PROBLEM DESCRIPTION: Within the data that follows, how many lines carry the string "Stolica"? Give the number alone.

TASK DATA:
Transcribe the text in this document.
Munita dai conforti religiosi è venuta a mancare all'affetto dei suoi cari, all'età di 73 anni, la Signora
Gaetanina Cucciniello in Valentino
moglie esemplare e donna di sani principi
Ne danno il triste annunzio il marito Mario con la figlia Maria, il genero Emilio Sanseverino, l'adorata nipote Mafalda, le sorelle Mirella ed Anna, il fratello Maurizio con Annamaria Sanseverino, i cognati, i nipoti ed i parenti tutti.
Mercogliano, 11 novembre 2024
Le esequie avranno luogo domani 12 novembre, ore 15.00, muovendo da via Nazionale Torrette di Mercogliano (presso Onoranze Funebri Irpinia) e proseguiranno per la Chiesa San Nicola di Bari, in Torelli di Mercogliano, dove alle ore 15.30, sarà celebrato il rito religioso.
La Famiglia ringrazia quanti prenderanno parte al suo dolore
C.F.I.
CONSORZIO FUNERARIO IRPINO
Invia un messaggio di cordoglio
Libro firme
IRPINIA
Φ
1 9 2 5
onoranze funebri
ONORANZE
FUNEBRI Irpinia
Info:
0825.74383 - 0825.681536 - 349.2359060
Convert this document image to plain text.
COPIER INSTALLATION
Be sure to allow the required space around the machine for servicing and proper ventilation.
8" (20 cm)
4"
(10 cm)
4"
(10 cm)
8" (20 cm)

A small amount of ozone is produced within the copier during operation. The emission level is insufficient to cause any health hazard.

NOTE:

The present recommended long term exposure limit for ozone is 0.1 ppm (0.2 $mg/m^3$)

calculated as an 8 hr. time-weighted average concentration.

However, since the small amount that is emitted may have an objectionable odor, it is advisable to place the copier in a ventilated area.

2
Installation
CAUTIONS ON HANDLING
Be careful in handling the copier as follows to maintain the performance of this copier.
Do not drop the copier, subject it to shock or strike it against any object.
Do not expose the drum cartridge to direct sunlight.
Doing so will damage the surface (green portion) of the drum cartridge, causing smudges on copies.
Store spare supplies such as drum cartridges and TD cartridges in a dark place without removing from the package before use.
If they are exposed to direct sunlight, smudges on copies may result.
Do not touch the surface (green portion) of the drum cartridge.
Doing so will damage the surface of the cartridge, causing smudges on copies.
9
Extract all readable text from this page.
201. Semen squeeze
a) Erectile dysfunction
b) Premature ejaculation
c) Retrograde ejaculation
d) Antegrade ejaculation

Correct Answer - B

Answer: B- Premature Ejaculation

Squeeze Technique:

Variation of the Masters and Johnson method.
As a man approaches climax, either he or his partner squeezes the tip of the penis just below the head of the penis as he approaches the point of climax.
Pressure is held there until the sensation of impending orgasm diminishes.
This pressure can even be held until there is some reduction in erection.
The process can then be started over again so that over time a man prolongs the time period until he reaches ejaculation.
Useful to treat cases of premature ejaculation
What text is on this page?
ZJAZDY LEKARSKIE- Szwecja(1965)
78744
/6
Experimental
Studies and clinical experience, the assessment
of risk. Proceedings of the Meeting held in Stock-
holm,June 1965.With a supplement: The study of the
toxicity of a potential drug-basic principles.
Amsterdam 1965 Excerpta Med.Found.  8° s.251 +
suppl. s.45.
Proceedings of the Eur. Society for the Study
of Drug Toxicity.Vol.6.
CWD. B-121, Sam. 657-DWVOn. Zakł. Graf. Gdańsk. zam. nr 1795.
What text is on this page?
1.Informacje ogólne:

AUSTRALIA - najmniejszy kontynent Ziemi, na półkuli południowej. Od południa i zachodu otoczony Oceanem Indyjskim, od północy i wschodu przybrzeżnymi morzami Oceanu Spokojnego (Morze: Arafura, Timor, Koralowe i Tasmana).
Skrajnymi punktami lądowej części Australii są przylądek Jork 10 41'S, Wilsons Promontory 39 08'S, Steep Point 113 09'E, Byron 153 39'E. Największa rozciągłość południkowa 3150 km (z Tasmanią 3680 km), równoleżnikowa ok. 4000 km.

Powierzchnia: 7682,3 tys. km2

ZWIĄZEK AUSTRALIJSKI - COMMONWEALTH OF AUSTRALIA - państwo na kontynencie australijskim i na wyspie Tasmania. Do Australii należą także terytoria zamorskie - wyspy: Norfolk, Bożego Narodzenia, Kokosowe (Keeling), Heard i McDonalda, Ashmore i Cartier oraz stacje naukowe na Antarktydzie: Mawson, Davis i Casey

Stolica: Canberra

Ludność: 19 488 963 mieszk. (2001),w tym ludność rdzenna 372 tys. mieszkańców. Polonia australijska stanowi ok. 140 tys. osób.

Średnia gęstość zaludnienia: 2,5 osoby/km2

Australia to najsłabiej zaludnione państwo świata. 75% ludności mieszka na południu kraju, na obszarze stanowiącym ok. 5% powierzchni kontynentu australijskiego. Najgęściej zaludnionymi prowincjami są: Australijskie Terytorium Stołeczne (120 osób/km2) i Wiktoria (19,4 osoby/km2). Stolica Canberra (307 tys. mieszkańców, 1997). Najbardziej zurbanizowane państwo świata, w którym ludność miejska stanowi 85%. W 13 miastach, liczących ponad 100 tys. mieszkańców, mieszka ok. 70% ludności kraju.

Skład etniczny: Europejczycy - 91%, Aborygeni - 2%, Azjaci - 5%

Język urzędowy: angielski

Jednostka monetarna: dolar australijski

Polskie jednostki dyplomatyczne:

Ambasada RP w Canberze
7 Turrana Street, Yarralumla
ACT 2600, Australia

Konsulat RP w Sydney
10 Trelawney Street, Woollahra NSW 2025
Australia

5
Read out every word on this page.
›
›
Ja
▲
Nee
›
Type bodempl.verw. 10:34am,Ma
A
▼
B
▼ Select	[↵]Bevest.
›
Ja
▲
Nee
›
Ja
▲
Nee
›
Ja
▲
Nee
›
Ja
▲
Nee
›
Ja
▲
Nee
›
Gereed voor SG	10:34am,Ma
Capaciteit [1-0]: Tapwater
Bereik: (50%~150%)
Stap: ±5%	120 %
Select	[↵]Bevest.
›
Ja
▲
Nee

ANSWER BELOW: 2